Begin The records
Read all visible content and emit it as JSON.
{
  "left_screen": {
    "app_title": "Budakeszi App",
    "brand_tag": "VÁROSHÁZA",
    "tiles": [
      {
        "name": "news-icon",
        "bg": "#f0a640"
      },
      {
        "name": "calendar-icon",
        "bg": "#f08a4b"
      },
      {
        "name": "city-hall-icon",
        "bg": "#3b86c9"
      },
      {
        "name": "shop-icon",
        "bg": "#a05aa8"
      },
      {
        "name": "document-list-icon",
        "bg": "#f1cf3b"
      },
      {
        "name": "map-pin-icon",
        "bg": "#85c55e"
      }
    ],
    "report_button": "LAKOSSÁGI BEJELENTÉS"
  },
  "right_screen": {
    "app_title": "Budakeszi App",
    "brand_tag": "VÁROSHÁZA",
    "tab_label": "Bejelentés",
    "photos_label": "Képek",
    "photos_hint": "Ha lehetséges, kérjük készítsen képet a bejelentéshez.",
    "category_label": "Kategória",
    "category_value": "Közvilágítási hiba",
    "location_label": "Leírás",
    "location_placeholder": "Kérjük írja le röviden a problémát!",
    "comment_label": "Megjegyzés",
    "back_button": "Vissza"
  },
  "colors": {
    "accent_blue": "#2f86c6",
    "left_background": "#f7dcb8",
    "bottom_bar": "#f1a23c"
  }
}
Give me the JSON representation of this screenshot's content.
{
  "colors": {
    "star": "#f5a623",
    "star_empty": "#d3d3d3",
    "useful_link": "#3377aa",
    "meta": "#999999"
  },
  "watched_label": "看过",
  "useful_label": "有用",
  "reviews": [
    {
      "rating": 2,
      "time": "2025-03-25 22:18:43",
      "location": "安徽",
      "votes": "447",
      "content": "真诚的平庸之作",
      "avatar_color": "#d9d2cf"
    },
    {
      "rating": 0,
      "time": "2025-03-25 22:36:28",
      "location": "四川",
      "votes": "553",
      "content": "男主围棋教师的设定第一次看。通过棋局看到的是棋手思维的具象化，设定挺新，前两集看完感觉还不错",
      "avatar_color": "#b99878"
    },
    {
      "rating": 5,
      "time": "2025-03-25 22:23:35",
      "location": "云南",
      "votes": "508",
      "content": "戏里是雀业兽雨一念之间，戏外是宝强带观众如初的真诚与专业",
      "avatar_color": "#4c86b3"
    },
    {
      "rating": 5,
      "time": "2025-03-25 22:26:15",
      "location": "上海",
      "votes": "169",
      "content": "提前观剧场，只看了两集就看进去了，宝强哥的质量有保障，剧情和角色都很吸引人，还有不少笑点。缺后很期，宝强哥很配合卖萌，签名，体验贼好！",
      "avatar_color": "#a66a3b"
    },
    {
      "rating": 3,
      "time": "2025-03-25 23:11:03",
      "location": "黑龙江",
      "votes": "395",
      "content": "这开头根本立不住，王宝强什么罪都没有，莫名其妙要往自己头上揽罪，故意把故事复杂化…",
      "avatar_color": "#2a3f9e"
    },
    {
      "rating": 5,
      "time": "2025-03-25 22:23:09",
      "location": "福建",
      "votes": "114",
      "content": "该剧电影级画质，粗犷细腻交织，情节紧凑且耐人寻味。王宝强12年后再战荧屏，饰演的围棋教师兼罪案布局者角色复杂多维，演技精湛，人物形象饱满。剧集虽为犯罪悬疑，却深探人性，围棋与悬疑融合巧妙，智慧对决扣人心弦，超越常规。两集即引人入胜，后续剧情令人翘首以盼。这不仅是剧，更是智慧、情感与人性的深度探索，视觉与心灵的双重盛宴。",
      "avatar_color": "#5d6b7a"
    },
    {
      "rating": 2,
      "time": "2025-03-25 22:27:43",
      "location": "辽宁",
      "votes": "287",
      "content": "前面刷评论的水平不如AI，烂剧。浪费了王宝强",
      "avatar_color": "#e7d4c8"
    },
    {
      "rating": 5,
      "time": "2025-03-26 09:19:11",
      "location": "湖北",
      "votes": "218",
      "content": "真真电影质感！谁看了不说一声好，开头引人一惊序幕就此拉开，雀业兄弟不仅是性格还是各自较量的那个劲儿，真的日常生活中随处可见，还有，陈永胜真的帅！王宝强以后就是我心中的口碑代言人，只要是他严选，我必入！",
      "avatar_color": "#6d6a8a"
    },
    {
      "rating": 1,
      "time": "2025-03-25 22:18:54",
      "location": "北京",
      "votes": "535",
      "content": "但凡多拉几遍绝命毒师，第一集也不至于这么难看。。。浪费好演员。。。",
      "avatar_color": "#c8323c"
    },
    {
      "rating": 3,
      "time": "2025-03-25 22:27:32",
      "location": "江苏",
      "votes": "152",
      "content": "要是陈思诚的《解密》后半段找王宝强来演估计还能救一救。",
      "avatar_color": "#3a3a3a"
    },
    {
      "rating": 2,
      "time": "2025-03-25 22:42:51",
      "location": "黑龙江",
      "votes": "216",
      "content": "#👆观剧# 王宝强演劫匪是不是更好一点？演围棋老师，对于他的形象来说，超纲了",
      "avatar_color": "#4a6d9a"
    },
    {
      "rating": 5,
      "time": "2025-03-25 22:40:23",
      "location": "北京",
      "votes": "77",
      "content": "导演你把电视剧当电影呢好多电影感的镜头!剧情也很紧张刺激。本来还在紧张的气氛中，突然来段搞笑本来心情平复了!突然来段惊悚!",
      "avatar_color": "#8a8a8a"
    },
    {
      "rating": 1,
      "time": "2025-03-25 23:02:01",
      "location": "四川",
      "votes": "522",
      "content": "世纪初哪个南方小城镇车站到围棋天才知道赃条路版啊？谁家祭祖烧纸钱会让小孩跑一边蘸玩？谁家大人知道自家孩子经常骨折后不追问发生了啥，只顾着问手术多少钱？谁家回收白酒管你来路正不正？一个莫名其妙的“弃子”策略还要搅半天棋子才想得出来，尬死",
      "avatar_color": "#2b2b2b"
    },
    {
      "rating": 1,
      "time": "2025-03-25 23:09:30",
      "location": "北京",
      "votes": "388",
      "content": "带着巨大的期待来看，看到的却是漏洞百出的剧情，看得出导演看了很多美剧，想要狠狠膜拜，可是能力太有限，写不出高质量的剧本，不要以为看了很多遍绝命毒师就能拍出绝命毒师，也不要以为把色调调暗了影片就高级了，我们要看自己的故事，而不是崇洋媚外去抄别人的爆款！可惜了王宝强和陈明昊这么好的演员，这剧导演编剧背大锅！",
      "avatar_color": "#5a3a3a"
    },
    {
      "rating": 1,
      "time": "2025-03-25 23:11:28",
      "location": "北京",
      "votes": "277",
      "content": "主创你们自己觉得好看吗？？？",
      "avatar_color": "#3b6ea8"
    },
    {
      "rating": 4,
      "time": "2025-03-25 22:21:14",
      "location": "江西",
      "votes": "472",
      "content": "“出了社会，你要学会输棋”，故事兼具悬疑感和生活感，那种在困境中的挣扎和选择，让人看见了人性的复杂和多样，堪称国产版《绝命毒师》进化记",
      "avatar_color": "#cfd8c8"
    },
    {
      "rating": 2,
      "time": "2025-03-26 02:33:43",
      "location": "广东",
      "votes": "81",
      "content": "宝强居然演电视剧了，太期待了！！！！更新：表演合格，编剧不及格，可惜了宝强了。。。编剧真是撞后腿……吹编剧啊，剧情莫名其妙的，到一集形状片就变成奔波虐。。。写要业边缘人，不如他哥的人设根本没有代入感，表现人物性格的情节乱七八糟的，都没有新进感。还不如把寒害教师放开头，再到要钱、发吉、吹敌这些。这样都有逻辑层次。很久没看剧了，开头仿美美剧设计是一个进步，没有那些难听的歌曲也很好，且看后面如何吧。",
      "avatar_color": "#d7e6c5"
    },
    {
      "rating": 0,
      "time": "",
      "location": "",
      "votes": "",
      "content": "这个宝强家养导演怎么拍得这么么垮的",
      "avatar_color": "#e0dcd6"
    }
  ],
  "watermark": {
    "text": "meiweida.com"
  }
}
End The records
* Exercise:
Scan the material above. Copy each line that holds the word "name".

* Result:
        "name": "news-icon",
        "name": "calendar-icon",
        "name": "city-hall-icon",
        "name": "shop-icon",
        "name": "document-list-icon",
        "name": "map-pin-icon",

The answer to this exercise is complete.